*PASSAGE TO READ*.
[START]
MF Global Holdings Ltd.
- Type: Public
- Traded as: OTC Pink: MFGLQ
- Industry: Financial services
- Founded: 2007; 19 years ago
- Founder: Man Group
- Defunct: 2011
- Fate: Filed for Chapter 11 bankruptcy. The brokerage unit is undergoing SIPC liquidation.
- Headquarters: New York City, United States
- Key people: Jon Corzine (CEO) (Mar 2010-November 2011)
- Services: Financial broker, Online trading, Futures, Options, CFDs, Spread Betting
- Operating income: 100,000,000
- Total assets: ▲$42.460 billion (2010)
- Total equity: ▲$1.490 billion (2010)
- Number of employees: 3,271
- Website: www.mfglobal.com

= MF Global =

Defunct Financial Company (2007-2011)

MF Global Holdings Ltd., formerly known as Man Financial, was a major global financial derivatives broker, or commodities brokerage firm that went bankrupt in 2011. MF Global provided exchange-traded derivatives, such as futures and options as well as over-the-counter products such as contracts for difference (CFDs), foreign exchange and spread betting. MF Global Inc., its broker-dealer subsidiary, was a primary dealer in United States Treasury securities. A series of perceived liquidity problems and large fines and penalties dogged MF Global starting in 2008, and led to its bankruptcy in 2011.
[END]
*WHAT THIS EXERCISE ASKS*.
a) In the MF Global text, what name was the company formerly known by?
b) From the MF Global text, extract the passage running from "- Headquarters: New" to "equity: ▲$1.490 billion (2010)", word for word.

*RECORD EXTRACTS*.
[START]
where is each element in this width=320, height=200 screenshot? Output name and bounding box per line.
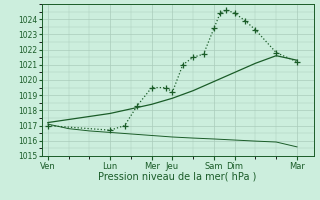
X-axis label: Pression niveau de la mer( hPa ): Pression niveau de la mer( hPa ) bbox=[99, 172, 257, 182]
[END]
[START]
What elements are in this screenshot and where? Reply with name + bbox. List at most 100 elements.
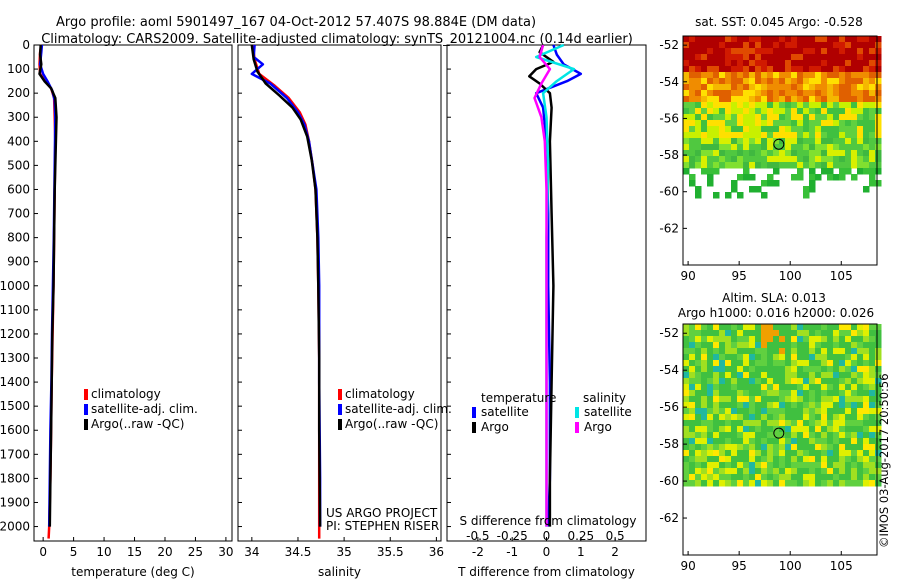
[END]
*SOLUTIONS TO EACH TASK*.
a) Man Financial

b)
- Headquarters: New York City, United States
- Key people: Jon Corzine (CEO) (Mar 2010-November 2011)
- Services: Financial broker, Online trading, Futures, Options, CFDs, Spread Betting
- Operating income: 100,000,000
- Total assets: ▲$42.460 billion (2010)
- Total equity: ▲$1.490 billion (2010)